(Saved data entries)
===============

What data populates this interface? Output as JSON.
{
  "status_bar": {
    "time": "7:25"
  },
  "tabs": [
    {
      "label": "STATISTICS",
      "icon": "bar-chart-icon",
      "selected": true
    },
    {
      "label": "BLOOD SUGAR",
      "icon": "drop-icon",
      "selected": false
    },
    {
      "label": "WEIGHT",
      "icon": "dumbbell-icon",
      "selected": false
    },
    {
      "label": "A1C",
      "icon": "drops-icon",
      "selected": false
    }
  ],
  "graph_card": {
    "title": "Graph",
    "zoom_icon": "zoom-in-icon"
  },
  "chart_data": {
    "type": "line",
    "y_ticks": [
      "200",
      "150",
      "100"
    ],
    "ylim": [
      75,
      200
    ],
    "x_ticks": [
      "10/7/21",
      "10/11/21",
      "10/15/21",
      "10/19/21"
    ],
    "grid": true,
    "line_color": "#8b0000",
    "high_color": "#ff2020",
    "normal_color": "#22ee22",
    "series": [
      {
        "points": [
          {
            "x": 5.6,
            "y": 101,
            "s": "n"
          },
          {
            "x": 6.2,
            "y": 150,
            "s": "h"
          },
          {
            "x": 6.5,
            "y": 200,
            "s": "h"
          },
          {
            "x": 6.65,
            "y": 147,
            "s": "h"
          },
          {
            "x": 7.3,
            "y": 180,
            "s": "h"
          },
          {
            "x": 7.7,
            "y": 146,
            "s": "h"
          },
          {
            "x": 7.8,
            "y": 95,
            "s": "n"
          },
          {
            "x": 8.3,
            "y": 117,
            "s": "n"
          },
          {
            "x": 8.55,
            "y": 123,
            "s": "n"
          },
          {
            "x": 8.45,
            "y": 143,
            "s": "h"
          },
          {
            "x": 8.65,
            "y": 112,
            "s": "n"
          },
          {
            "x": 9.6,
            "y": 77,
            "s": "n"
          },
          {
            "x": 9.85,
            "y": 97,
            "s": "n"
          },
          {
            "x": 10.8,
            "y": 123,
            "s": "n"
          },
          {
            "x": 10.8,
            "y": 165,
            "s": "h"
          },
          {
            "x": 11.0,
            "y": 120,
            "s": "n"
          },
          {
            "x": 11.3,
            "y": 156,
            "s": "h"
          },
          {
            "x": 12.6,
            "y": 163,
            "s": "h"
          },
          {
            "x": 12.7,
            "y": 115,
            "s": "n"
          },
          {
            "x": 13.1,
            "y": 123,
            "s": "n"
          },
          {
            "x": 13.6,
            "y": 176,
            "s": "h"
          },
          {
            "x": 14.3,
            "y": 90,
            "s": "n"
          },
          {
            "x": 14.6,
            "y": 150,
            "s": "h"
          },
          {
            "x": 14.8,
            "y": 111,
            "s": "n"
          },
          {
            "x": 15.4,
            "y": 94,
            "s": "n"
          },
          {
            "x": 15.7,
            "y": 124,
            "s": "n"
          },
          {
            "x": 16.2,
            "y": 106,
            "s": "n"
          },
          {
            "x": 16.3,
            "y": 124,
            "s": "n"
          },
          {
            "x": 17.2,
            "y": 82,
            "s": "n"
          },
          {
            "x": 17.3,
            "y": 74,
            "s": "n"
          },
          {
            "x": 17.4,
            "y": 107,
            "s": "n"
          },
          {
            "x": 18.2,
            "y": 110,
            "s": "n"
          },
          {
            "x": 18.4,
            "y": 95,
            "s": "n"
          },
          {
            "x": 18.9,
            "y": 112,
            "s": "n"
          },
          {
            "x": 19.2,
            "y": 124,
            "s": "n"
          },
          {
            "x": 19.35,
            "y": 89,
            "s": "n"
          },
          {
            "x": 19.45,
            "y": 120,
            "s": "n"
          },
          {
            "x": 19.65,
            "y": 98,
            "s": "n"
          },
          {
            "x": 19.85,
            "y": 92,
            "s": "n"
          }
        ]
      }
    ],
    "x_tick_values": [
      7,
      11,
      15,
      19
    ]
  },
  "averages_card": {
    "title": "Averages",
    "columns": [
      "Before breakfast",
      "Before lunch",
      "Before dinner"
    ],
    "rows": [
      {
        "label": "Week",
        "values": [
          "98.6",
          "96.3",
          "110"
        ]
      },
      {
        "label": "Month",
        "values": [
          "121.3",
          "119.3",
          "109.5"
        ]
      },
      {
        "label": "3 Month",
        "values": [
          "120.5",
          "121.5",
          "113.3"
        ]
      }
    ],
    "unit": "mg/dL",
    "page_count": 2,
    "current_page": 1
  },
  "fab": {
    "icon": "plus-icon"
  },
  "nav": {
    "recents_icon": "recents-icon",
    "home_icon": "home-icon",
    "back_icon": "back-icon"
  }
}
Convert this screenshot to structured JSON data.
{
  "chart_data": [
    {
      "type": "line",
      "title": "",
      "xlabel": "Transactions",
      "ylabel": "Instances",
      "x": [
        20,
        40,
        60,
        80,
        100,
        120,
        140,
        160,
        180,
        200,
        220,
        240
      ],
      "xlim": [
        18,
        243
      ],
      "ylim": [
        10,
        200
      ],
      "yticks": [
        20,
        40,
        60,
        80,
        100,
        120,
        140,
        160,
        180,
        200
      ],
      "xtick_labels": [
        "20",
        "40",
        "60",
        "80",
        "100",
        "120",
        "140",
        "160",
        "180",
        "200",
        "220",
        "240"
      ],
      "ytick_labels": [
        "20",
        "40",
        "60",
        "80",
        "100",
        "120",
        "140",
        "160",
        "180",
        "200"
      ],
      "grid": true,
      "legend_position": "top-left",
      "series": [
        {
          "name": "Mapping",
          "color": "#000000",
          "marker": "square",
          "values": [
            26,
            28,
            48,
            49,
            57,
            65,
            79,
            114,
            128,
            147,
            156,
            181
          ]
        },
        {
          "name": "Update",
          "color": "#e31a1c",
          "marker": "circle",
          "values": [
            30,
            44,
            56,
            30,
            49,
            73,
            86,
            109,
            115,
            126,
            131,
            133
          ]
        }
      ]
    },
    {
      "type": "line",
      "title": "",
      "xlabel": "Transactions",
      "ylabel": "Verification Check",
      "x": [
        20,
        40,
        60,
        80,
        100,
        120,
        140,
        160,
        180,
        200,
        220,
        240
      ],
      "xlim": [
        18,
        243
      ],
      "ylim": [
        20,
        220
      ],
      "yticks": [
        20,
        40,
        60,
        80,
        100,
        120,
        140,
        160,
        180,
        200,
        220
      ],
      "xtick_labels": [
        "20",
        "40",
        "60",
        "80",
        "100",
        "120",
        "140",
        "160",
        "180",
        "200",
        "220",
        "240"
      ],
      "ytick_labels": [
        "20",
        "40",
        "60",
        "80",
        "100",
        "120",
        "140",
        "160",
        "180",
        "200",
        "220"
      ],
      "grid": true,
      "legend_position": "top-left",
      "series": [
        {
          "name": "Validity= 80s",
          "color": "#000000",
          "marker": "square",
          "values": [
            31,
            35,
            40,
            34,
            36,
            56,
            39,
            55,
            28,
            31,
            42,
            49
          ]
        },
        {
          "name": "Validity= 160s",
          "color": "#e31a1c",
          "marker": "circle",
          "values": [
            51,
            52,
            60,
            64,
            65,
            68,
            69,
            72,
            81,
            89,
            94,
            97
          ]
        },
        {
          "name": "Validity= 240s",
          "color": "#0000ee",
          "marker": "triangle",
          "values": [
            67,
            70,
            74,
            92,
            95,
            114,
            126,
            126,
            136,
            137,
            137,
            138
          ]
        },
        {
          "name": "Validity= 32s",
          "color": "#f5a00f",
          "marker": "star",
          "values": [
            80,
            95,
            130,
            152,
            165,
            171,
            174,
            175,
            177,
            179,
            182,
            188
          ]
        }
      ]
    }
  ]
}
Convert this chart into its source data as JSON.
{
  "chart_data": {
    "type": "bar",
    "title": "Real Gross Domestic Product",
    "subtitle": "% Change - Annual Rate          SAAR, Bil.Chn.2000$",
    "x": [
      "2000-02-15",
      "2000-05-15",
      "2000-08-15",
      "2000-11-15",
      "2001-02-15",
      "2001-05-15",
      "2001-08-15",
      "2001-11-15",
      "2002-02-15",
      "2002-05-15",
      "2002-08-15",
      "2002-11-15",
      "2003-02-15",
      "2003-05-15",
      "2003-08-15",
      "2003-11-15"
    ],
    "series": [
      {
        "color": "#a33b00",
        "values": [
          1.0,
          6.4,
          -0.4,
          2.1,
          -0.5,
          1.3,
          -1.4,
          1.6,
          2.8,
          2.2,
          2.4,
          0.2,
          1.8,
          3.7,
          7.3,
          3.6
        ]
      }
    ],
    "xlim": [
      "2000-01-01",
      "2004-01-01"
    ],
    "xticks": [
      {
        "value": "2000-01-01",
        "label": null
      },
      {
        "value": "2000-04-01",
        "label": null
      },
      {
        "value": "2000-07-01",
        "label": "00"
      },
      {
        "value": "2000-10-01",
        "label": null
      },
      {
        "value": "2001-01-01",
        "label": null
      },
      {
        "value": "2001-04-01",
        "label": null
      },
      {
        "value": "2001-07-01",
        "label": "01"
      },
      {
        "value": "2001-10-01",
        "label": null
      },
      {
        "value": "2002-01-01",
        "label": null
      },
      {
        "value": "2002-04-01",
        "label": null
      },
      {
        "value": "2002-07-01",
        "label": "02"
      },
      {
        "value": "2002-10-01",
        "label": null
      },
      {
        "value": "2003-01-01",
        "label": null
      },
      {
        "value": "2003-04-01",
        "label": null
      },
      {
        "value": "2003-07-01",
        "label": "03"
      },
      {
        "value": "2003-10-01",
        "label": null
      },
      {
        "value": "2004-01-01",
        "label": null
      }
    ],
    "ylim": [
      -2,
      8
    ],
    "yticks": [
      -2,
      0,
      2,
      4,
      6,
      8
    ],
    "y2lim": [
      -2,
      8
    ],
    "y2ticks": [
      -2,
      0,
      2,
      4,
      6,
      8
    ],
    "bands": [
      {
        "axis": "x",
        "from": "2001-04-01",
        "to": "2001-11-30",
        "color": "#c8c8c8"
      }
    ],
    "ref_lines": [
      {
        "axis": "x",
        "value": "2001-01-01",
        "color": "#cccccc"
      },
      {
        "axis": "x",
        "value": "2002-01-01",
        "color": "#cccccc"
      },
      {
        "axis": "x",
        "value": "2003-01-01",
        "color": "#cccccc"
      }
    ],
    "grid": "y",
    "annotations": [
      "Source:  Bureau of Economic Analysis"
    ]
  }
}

===============

What to work on. Copy all the lines above that hold the string "Validity".

Correct answer.
          "name": "Validity= 80s",
          "name": "Validity= 160s",
          "name": "Validity= 240s",
          "name": "Validity= 32s",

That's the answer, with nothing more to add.